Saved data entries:

— start —

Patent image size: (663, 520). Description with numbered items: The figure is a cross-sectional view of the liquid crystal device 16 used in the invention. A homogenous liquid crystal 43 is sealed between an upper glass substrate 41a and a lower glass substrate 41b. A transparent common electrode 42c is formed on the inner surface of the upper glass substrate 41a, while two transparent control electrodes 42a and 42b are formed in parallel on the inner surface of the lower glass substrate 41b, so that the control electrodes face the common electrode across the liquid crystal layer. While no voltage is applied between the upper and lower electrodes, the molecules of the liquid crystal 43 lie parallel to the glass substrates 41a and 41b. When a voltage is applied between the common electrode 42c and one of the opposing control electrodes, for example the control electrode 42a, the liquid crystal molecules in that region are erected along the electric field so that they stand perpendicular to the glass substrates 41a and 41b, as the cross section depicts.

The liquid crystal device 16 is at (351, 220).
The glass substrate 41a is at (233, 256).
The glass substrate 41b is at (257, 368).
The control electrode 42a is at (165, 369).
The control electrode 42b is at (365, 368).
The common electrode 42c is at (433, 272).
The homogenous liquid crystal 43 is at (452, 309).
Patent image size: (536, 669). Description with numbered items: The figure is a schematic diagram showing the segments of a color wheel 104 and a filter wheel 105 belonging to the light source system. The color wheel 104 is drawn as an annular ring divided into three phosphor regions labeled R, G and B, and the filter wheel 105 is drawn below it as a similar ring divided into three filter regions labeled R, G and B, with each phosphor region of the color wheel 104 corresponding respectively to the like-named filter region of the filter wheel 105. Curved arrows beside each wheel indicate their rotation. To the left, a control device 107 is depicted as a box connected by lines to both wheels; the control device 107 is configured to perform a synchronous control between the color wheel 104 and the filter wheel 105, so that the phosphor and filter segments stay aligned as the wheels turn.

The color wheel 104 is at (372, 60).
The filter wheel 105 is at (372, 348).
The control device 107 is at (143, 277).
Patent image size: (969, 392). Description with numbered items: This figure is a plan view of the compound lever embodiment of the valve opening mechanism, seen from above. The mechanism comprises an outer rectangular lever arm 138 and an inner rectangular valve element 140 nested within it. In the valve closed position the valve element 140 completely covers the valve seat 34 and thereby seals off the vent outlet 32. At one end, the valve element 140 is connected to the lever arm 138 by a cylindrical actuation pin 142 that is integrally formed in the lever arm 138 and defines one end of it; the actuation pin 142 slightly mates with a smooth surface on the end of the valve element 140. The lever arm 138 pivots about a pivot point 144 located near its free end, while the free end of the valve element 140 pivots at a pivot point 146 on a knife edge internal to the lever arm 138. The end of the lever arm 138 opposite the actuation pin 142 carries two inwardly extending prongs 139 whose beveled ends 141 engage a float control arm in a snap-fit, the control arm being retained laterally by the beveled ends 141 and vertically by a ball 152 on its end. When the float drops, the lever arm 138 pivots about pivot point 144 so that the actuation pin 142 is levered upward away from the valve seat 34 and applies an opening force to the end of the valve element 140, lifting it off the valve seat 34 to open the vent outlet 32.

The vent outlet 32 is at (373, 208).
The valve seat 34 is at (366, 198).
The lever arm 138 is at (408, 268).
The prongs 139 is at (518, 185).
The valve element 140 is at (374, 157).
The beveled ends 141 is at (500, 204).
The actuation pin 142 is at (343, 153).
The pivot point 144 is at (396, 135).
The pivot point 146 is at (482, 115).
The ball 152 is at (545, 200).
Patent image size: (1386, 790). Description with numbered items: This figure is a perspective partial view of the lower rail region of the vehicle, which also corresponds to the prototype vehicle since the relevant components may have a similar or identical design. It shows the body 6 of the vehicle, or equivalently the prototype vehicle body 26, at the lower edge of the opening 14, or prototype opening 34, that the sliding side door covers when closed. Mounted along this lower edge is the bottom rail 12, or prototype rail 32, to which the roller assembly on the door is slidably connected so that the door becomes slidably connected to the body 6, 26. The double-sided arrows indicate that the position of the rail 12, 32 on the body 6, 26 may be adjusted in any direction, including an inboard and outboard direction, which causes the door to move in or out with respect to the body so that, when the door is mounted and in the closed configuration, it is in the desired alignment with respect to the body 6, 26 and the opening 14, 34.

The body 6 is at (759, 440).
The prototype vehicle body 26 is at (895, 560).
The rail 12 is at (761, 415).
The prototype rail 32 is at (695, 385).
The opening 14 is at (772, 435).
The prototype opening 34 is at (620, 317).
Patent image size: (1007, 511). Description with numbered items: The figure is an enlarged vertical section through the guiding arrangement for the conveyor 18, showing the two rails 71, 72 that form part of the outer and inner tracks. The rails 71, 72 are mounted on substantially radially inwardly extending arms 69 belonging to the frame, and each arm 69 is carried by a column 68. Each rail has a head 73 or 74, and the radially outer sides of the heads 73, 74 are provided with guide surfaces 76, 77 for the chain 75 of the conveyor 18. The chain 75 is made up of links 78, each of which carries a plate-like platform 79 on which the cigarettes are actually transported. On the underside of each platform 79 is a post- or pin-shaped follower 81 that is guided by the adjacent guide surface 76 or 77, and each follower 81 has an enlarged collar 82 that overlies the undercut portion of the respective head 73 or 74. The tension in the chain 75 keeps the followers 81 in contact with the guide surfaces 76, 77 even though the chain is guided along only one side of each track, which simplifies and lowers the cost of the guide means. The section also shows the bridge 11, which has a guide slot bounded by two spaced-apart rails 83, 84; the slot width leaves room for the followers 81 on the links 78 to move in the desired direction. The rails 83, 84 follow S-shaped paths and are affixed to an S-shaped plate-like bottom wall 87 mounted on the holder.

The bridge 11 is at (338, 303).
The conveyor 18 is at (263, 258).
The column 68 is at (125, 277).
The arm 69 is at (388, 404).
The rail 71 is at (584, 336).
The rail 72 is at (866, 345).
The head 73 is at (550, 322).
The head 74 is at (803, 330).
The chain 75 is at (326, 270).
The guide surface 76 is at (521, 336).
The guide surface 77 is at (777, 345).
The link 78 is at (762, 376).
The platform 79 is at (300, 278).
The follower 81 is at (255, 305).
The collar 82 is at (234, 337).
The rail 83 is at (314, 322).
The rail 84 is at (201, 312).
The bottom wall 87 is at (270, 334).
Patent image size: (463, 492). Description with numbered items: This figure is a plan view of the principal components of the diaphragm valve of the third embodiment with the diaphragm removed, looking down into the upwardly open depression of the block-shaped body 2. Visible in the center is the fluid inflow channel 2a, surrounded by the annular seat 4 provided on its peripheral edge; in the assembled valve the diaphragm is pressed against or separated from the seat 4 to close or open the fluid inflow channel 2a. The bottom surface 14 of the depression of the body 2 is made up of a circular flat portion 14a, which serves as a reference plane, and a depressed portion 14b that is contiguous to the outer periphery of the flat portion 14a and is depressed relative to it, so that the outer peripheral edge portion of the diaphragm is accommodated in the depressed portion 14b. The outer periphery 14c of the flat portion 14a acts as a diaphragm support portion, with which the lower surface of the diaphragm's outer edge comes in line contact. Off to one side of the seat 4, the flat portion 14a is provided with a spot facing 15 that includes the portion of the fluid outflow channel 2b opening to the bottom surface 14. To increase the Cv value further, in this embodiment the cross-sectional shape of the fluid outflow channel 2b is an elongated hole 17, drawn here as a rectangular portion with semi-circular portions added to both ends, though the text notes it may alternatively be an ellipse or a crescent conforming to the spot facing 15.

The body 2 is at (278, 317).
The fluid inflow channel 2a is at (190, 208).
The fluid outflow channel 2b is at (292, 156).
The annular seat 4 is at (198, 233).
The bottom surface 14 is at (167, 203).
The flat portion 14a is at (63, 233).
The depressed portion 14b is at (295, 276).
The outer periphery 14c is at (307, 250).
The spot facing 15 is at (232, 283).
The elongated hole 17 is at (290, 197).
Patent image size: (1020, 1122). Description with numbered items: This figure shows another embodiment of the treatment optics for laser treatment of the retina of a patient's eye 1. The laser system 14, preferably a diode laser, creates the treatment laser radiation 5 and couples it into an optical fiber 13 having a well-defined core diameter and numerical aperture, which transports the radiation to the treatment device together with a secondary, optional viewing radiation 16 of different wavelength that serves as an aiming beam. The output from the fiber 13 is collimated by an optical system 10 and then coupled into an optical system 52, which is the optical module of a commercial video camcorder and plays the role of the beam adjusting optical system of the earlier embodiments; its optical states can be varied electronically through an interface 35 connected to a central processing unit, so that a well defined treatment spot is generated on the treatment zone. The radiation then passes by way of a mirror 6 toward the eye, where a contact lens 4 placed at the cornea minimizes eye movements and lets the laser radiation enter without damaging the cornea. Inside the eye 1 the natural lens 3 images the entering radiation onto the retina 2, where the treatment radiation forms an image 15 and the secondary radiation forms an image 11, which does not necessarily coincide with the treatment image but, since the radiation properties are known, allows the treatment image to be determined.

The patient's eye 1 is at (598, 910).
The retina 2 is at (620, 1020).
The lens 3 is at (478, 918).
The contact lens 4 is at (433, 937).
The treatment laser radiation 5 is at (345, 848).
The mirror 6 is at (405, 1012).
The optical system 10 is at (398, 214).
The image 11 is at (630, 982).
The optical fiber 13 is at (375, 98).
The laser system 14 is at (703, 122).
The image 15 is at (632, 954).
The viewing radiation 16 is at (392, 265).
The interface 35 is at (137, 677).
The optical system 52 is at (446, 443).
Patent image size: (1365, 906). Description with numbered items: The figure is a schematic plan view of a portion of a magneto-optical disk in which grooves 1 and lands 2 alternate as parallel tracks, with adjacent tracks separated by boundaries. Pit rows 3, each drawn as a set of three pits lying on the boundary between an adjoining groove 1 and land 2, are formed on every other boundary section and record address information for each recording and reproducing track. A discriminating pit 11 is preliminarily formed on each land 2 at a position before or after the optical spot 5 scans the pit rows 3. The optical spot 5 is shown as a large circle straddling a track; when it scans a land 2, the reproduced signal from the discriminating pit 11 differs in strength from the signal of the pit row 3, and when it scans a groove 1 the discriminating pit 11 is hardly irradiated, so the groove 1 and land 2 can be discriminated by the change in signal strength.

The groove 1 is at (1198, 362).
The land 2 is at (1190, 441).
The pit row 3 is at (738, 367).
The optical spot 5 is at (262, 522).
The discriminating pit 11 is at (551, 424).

— end —

■ Exercise
Rewrite the records from the line containing "Patent image size: (1365, 906)." through the end of the records, with "plan view" replaced by "top view" and everything else left unchanged.

■ Solution for this exercise
Patent image size: (1365, 906). Description with numbered items: The figure is a schematic top view of a portion of a magneto-optical disk in which grooves 1 and lands 2 alternate as parallel tracks, with adjacent tracks separated by boundaries. Pit rows 3, each drawn as a set of three pits lying on the boundary between an adjoining groove 1 and land 2, are formed on every other boundary section and record address information for each recording and reproducing track. A discriminating pit 11 is preliminarily formed on each land 2 at a position before or after the optical spot 5 scans the pit rows 3. The optical spot 5 is shown as a large circle straddling a track; when it scans a land 2, the reproduced signal from the discriminating pit 11 differs in strength from the signal of the pit row 3, and when it scans a groove 1 the discriminating pit 11 is hardly irradiated, so the groove 1 and land 2 can be discriminated by the change in signal strength.

The groove 1 is at (1198, 362).
The land 2 is at (1190, 441).
The pit row 3 is at (738, 367).
The optical spot 5 is at (262, 522).
The discriminating pit 11 is at (551, 424).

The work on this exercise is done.